··· Material provided

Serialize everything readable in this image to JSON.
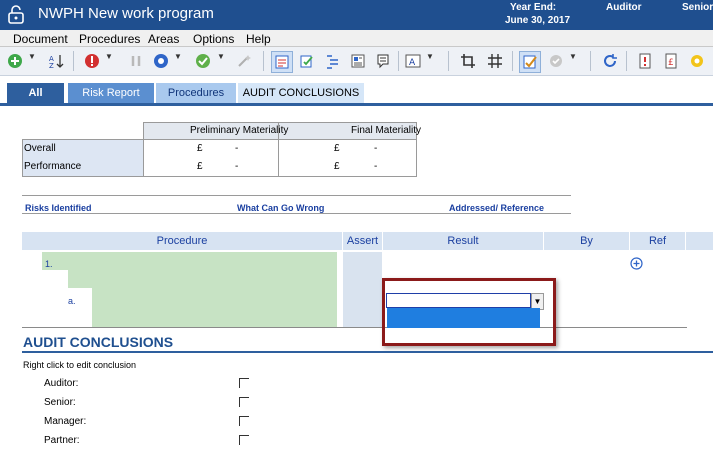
{
  "titlebar": {
    "title": "NWPH New work program",
    "year_end_label": "Year End:",
    "year_end_date": "June 30, 2017",
    "roles": [
      "Auditor",
      "Senior"
    ],
    "bg_color": "#1f4f8f"
  },
  "menu": [
    "Document",
    "Procedures",
    "Areas",
    "Options",
    "Help"
  ],
  "toolbar": {
    "icons": [
      "add-icon",
      "sort-az-icon",
      "stop-icon",
      "pause-icon",
      "record-icon",
      "check-icon",
      "wand-icon",
      "form-icon",
      "edit-check-icon",
      "list-icon",
      "document-icon",
      "note-icon",
      "text-format-icon",
      "crop-icon",
      "grid-icon",
      "signoff-icon",
      "stamp-icon",
      "refresh-icon",
      "report-icon",
      "currency-icon",
      "settings-icon"
    ]
  },
  "tabs": [
    {
      "label": "All"
    },
    {
      "label": "Risk Report"
    },
    {
      "label": "Procedures"
    },
    {
      "label": "AUDIT CONCLUSIONS"
    }
  ],
  "materiality": {
    "col_preliminary": "Preliminary Materiality",
    "col_final": "Final Materiality",
    "rows": [
      {
        "label": "Overall",
        "prelim_currency": "£",
        "prelim_value": "-",
        "final_currency": "£",
        "final_value": "-"
      },
      {
        "label": "Performance",
        "prelim_currency": "£",
        "prelim_value": "-",
        "final_currency": "£",
        "final_value": "-"
      }
    ]
  },
  "risks": {
    "col_identified": "Risks Identified",
    "col_wrong": "What Can Go Wrong",
    "col_addressed": "Addressed/  Reference"
  },
  "procedure_table": {
    "headers": {
      "procedure": "Procedure",
      "assert": "Assert",
      "result": "Result",
      "by": "By",
      "ref": "Ref"
    },
    "item_number": "1.",
    "sub_item": "a.",
    "result_value": "",
    "add_icon": "plus-circle-icon"
  },
  "audit_conclusions": {
    "title": "AUDIT CONCLUSIONS",
    "hint": "Right click to edit conclusion",
    "signoffs": [
      {
        "label": "Auditor:",
        "checked": false
      },
      {
        "label": "Senior:",
        "checked": false
      },
      {
        "label": "Manager:",
        "checked": false
      },
      {
        "label": "Partner:",
        "checked": false
      }
    ]
  }
}
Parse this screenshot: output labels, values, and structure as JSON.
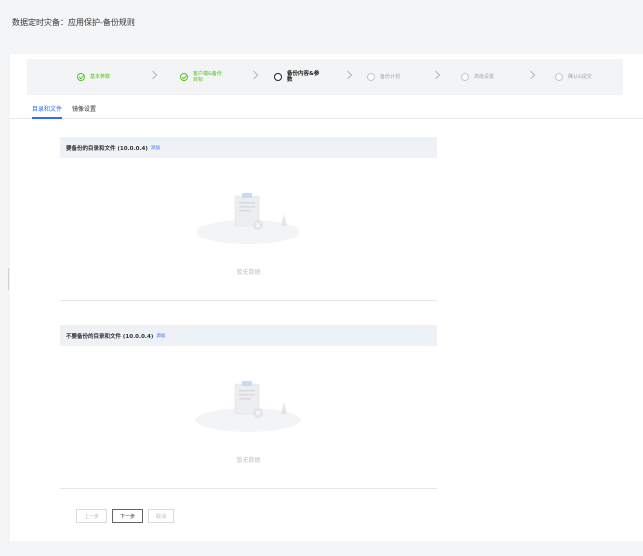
{
  "header": {
    "title": "数据定时灾备：应用保护-备份规则"
  },
  "steps": [
    {
      "label": "基本参数",
      "state": "done"
    },
    {
      "label": "客户端&备份\n目标",
      "state": "done"
    },
    {
      "label": "备份内容&参\n数",
      "state": "current"
    },
    {
      "label": "备份计划",
      "state": "pending"
    },
    {
      "label": "高级设置",
      "state": "pending"
    },
    {
      "label": "确认&提交",
      "state": "pending"
    }
  ],
  "tabs": [
    {
      "label": "目录和文件",
      "active": true
    },
    {
      "label": "镜像设置",
      "active": false
    }
  ],
  "include_section": {
    "title": "要备份的目录和文件 (10.0.0.4)",
    "add_label": "添加",
    "empty_text": "暂无数据"
  },
  "exclude_section": {
    "title": "不要备份的目录和文件 (10.0.0.4)",
    "add_label": "添加",
    "empty_text": "暂无数据"
  },
  "buttons": {
    "prev": "上一步",
    "next": "下一步",
    "cancel": "取消"
  },
  "colors": {
    "accent": "#2f6bff",
    "success": "#52c41a",
    "background": "#f4f5f7"
  }
}
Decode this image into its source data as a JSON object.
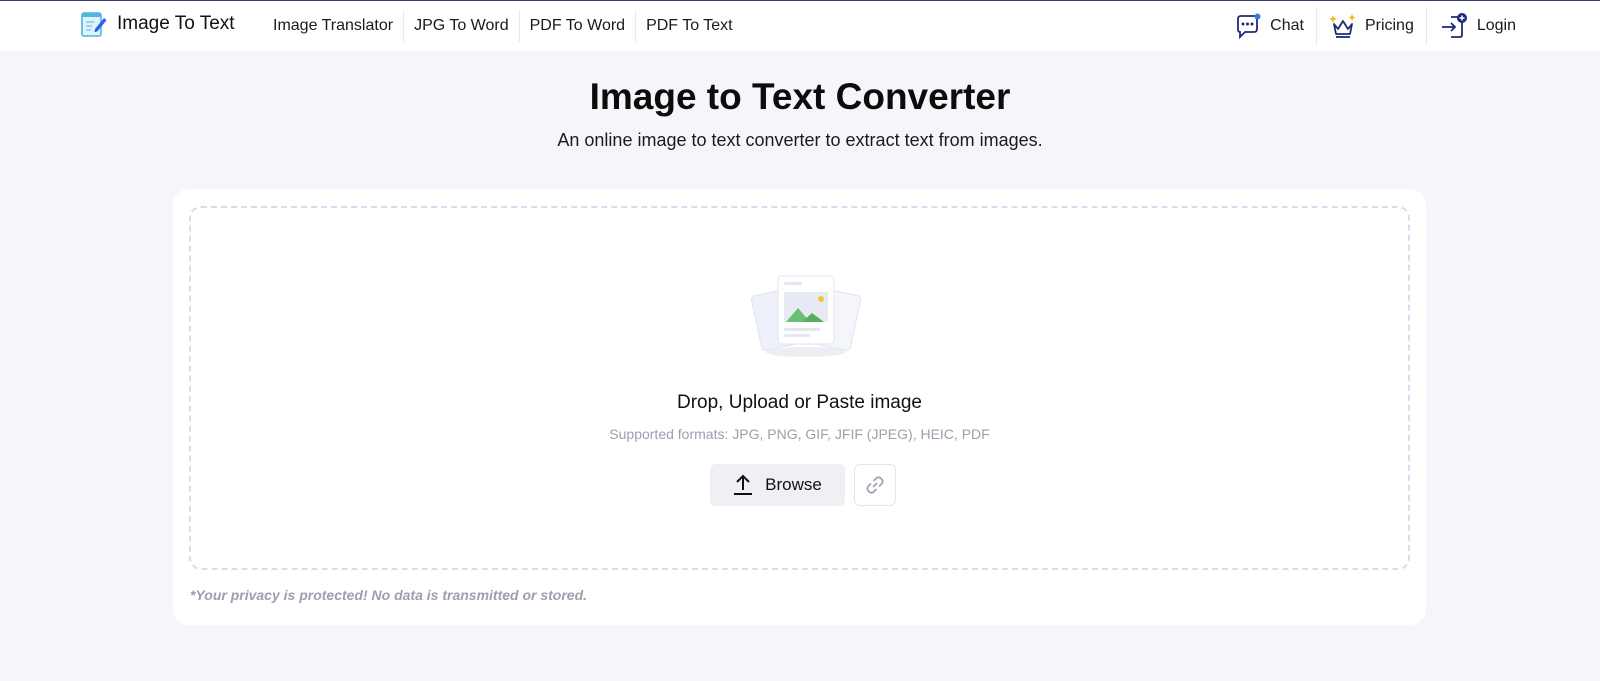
{
  "brand": {
    "name": "Image To Text"
  },
  "nav": {
    "links": [
      "Image Translator",
      "JPG To Word",
      "PDF To Word",
      "PDF To Text"
    ],
    "chat_label": "Chat",
    "pricing_label": "Pricing",
    "login_label": "Login"
  },
  "hero": {
    "title": "Image to Text Converter",
    "subtitle": "An online image to text converter to extract text from images."
  },
  "upload": {
    "drop_title": "Drop, Upload or Paste image",
    "formats": "Supported formats: JPG, PNG, GIF, JFIF (JPEG), HEIC, PDF",
    "browse_label": "Browse",
    "privacy": "*Your privacy is protected! No data is transmitted or stored."
  },
  "icons": {
    "brand": "notepad-pencil-icon",
    "chat": "chat-bubble-icon",
    "pricing": "crown-icon",
    "login": "login-arrow-icon",
    "upload": "upload-arrow-icon",
    "link": "link-icon",
    "illustration": "image-stack-icon"
  },
  "colors": {
    "page_bg": "#f5f6fa",
    "accent": "#2563eb",
    "muted_text": "#9aa1ad",
    "button_bg": "#eef0f4"
  }
}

······

# Given problem
Repeat each entry above word for word, leaving every picture out.

# Solved exercise
Serialize everything readable in this image to JSON.
{
  "titlebar": {
    "title": "NWPH New work program",
    "year_end_label": "Year End:",
    "year_end_date": "June 30, 2017",
    "roles": [
      "Auditor",
      "Senior"
    ],
    "bg_color": "#1f4f8f"
  },
  "menu": [
    "Document",
    "Procedures",
    "Areas",
    "Options",
    "Help"
  ],
  "toolbar": {
    "icons": [
      "add-icon",
      "sort-az-icon",
      "stop-icon",
      "pause-icon",
      "record-icon",
      "check-icon",
      "wand-icon",
      "form-icon",
      "edit-check-icon",
      "list-icon",
      "document-icon",
      "note-icon",
      "text-format-icon",
      "crop-icon",
      "grid-icon",
      "signoff-icon",
      "stamp-icon",
      "refresh-icon",
      "report-icon",
      "currency-icon",
      "settings-icon"
    ]
  },
  "tabs": [
    {
      "label": "All"
    },
    {
      "label": "Risk Report"
    },
    {
      "label": "Procedures"
    },
    {
      "label": "AUDIT CONCLUSIONS"
    }
  ],
  "materiality": {
    "col_preliminary": "Preliminary Materiality",
    "col_final": "Final Materiality",
    "rows": [
      {
        "label": "Overall",
        "prelim_currency": "£",
        "prelim_value": "-",
        "final_currency": "£",
        "final_value": "-"
      },
      {
        "label": "Performance",
        "prelim_currency": "£",
        "prelim_value": "-",
        "final_currency": "£",
        "final_value": "-"
      }
    ]
  },
  "risks": {
    "col_identified": "Risks Identified",
    "col_wrong": "What Can Go Wrong",
    "col_addressed": "Addressed/  Reference"
  },
  "procedure_table": {
    "headers": {
      "procedure": "Procedure",
      "assert": "Assert",
      "result": "Result",
      "by": "By",
      "ref": "Ref"
    },
    "item_number": "1.",
    "sub_item": "a.",
    "result_value": "",
    "add_icon": "plus-circle-icon"
  },
  "audit_conclusions": {
    "title": "AUDIT CONCLUSIONS",
    "hint": "Right click to edit conclusion",
    "signoffs": [
      {
        "label": "Auditor:",
        "checked": false
      },
      {
        "label": "Senior:",
        "checked": false
      },
      {
        "label": "Manager:",
        "checked": false
      },
      {
        "label": "Partner:",
        "checked": false
      }
    ]
  }
}
Parse this screenshot: output labels, values, and structure as JSON.
{
  "header": {
    "title": "数据定时灾备：应用保护-备份规则"
  },
  "steps": [
    {
      "label": "基本参数",
      "state": "done"
    },
    {
      "label": "客户端&备份\n目标",
      "state": "done"
    },
    {
      "label": "备份内容&参\n数",
      "state": "current"
    },
    {
      "label": "备份计划",
      "state": "pending"
    },
    {
      "label": "高级设置",
      "state": "pending"
    },
    {
      "label": "确认&提交",
      "state": "pending"
    }
  ],
  "tabs": [
    {
      "label": "目录和文件",
      "active": true
    },
    {
      "label": "镜像设置",
      "active": false
    }
  ],
  "include_section": {
    "title": "要备份的目录和文件 (10.0.0.4)",
    "add_label": "添加",
    "empty_text": "暂无数据"
  },
  "exclude_section": {
    "title": "不要备份的目录和文件 (10.0.0.4)",
    "add_label": "添加",
    "empty_text": "暂无数据"
  },
  "buttons": {
    "prev": "上一步",
    "next": "下一步",
    "cancel": "取消"
  },
  "colors": {
    "accent": "#2f6bff",
    "success": "#52c41a",
    "background": "#f4f5f7"
  }
}
Decode this image into its source data as a JSON object.
{
  "brand": {
    "name": "Image To Text"
  },
  "nav": {
    "links": [
      "Image Translator",
      "JPG To Word",
      "PDF To Word",
      "PDF To Text"
    ],
    "chat_label": "Chat",
    "pricing_label": "Pricing",
    "login_label": "Login"
  },
  "hero": {
    "title": "Image to Text Converter",
    "subtitle": "An online image to text converter to extract text from images."
  },
  "upload": {
    "drop_title": "Drop, Upload or Paste image",
    "formats": "Supported formats: JPG, PNG, GIF, JFIF (JPEG), HEIC, PDF",
    "browse_label": "Browse",
    "privacy": "*Your privacy is protected! No data is transmitted or stored."
  },
  "icons": {
    "brand": "notepad-pencil-icon",
    "chat": "chat-bubble-icon",
    "pricing": "crown-icon",
    "login": "login-arrow-icon",
    "upload": "upload-arrow-icon",
    "link": "link-icon",
    "illustration": "image-stack-icon"
  },
  "colors": {
    "page_bg": "#f5f6fa",
    "accent": "#2563eb",
    "muted_text": "#9aa1ad",
    "button_bg": "#eef0f4"
  }
}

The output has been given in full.